■ **The exercise**
Leave out the pictures and repeat exactly the lines from the one containing "Output the text content of this document." through the final line of the listing below.

+++ Data for this exercise +++

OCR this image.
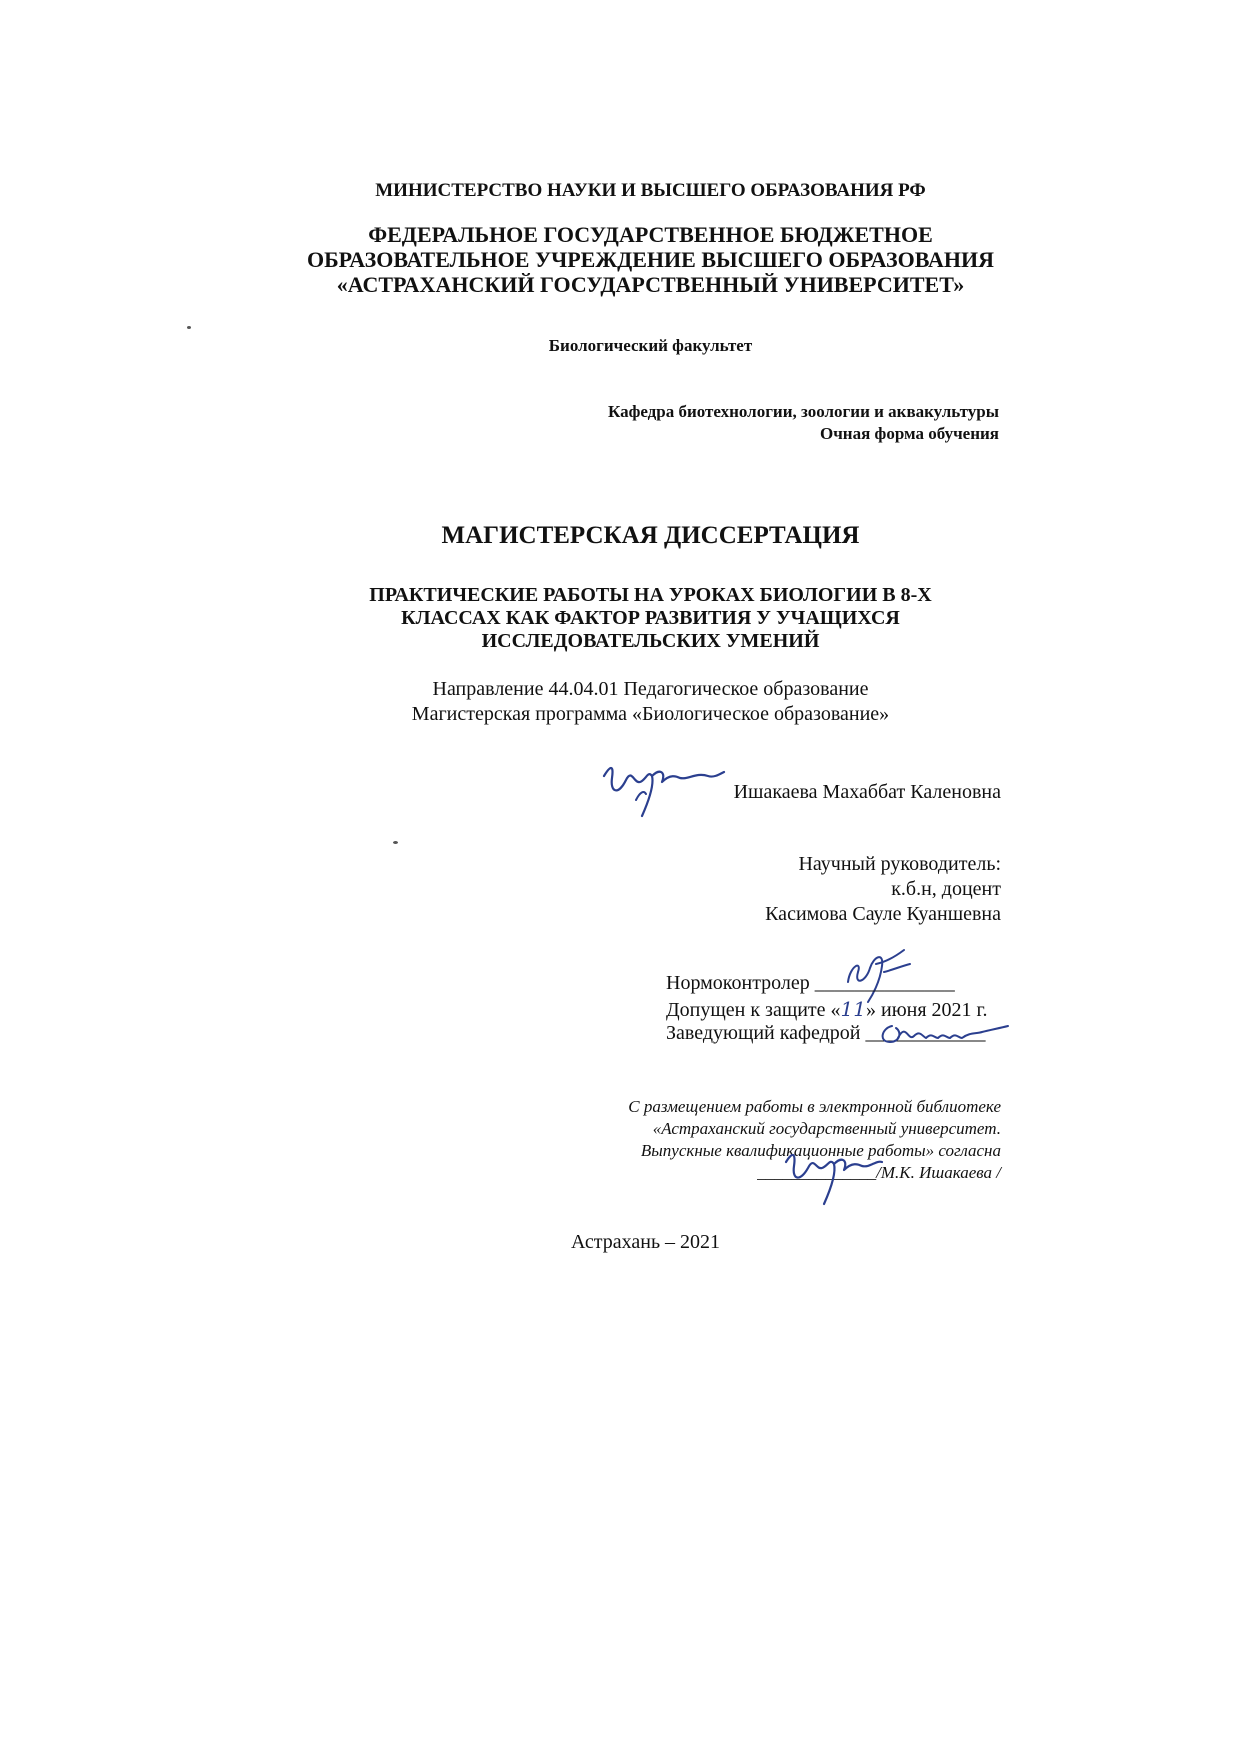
МИНИСТЕРСТВО НАУКИ И ВЫСШЕГО ОБРАЗОВАНИЯ РФ
ФЕДЕРАЛЬНОЕ ГОСУДАРСТВЕННОЕ БЮДЖЕТНОЕ
ОБРАЗОВАТЕЛЬНОЕ УЧРЕЖДЕНИЕ ВЫСШЕГО ОБРАЗОВАНИЯ
«АСТРАХАНСКИЙ ГОСУДАРСТВЕННЫЙ УНИВЕРСИТЕТ»
Биологический факультет
Кафедра биотехнологии, зоологии и аквакультуры
Очная форма обучения
МАГИСТЕРСКАЯ ДИССЕРТАЦИЯ
ПРАКТИЧЕСКИЕ РАБОТЫ НА УРОКАХ БИОЛОГИИ В 8-Х
КЛАССАХ КАК ФАКТОР РАЗВИТИЯ У УЧАЩИХСЯ
ИССЛЕДОВАТЕЛЬСКИХ УМЕНИЙ
Направление 44.04.01 Педагогическое образование
Магистерская программа «Биологическое образование»
Ишакаева Махаббат Каленовна
Научный руководитель:
к.б.н, доцент
Касимова Сауле Куаншевна
Нормоконтролер ______________
Допущен к защите «11» июня 2021 г.
Заведующий кафедрой ____________
С размещением работы в электронной библиотеке
«Астраханский государственный университет.
Выпускные квалификационные работы» согласна
______________/М.К. Ишакаева /
Астрахань – 2021
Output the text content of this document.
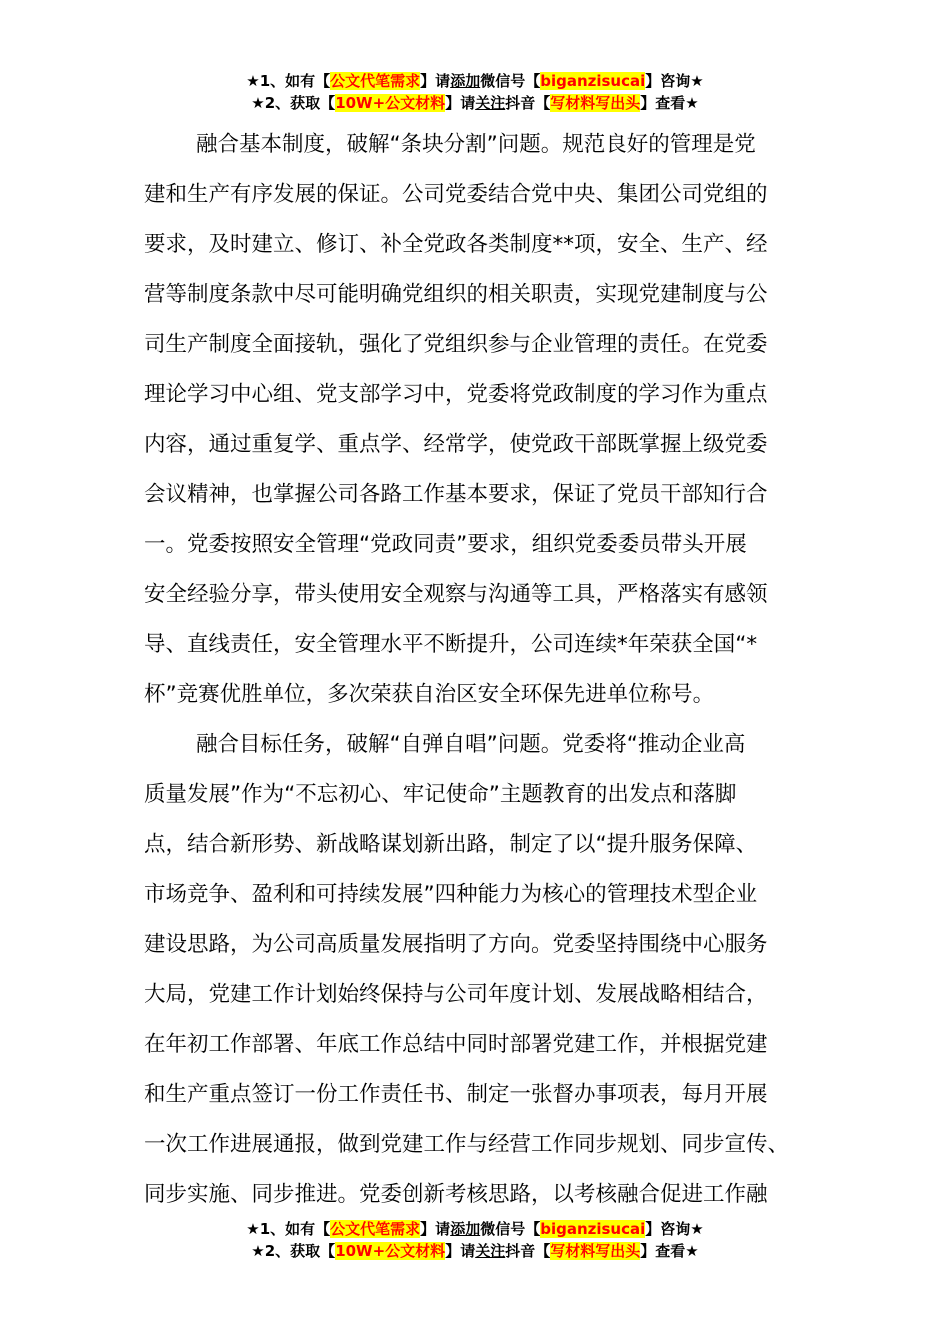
★1、如有【公文代笔需求】请添加微信号【biganzisucai】咨询★
★2、获取【10W+公文材料】请关注抖音【写材料写出头】查看★
融合基本制度，破解“条块分割”问题。规范良好的管理是党
建和生产有序发展的保证。公司党委结合党中央、集团公司党组的
要求，及时建立、修订、补全党政各类制度**项，安全、生产、经
营等制度条款中尽可能明确党组织的相关职责，实现党建制度与公
司生产制度全面接轨，强化了党组织参与企业管理的责任。在党委
理论学习中心组、党支部学习中，党委将党政制度的学习作为重点
内容，通过重复学、重点学、经常学，使党政干部既掌握上级党委
会议精神，也掌握公司各路工作基本要求，保证了党员干部知行合
一。党委按照安全管理“党政同责”要求，组织党委委员带头开展
安全经验分享，带头使用安全观察与沟通等工具，严格落实有感领
导、直线责任，安全管理水平不断提升，公司连续*年荣获全国“*
杯”竞赛优胜单位，多次荣获自治区安全环保先进单位称号。
融合目标任务，破解“自弹自唱”问题。党委将“推动企业高
质量发展”作为“不忘初心、牢记使命”主题教育的出发点和落脚
点，结合新形势、新战略谋划新出路，制定了以“提升服务保障、
市场竞争、盈利和可持续发展”四种能力为核心的管理技术型企业
建设思路，为公司高质量发展指明了方向。党委坚持围绕中心服务
大局，党建工作计划始终保持与公司年度计划、发展战略相结合，
在年初工作部署、年底工作总结中同时部署党建工作，并根据党建
和生产重点签订一份工作责任书、制定一张督办事项表，每月开展
一次工作进展通报，做到党建工作与经营工作同步规划、同步宣传、
同步实施、同步推进。党委创新考核思路，以考核融合促进工作融
★1、如有【公文代笔需求】请添加微信号【biganzisucai】咨询★
★2、获取【10W+公文材料】请关注抖音【写材料写出头】查看★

+++

■ **Answer to the problem**
Output the text content of this document.
★1、如有【公文代笔需求】请添加微信号【biganzisucai】咨询★
★2、获取【10W+公文材料】请关注抖音【写材料写出头】查看★
融合基本制度，破解“条块分割”问题。规范良好的管理是党
建和生产有序发展的保证。公司党委结合党中央、集团公司党组的
要求，及时建立、修订、补全党政各类制度**项，安全、生产、经
营等制度条款中尽可能明确党组织的相关职责，实现党建制度与公
司生产制度全面接轨，强化了党组织参与企业管理的责任。在党委
理论学习中心组、党支部学习中，党委将党政制度的学习作为重点
内容，通过重复学、重点学、经常学，使党政干部既掌握上级党委
会议精神，也掌握公司各路工作基本要求，保证了党员干部知行合
一。党委按照安全管理“党政同责”要求，组织党委委员带头开展
安全经验分享，带头使用安全观察与沟通等工具，严格落实有感领
导、直线责任，安全管理水平不断提升，公司连续*年荣获全国“*
杯”竞赛优胜单位，多次荣获自治区安全环保先进单位称号。
融合目标任务，破解“自弹自唱”问题。党委将“推动企业高
质量发展”作为“不忘初心、牢记使命”主题教育的出发点和落脚
点，结合新形势、新战略谋划新出路，制定了以“提升服务保障、
市场竞争、盈利和可持续发展”四种能力为核心的管理技术型企业
建设思路，为公司高质量发展指明了方向。党委坚持围绕中心服务
大局，党建工作计划始终保持与公司年度计划、发展战略相结合，
在年初工作部署、年底工作总结中同时部署党建工作，并根据党建
和生产重点签订一份工作责任书、制定一张督办事项表，每月开展
一次工作进展通报，做到党建工作与经营工作同步规划、同步宣传、
同步实施、同步推进。党委创新考核思路，以考核融合促进工作融
★1、如有【公文代笔需求】请添加微信号【biganzisucai】咨询★
★2、获取【10W+公文材料】请关注抖音【写材料写出头】查看★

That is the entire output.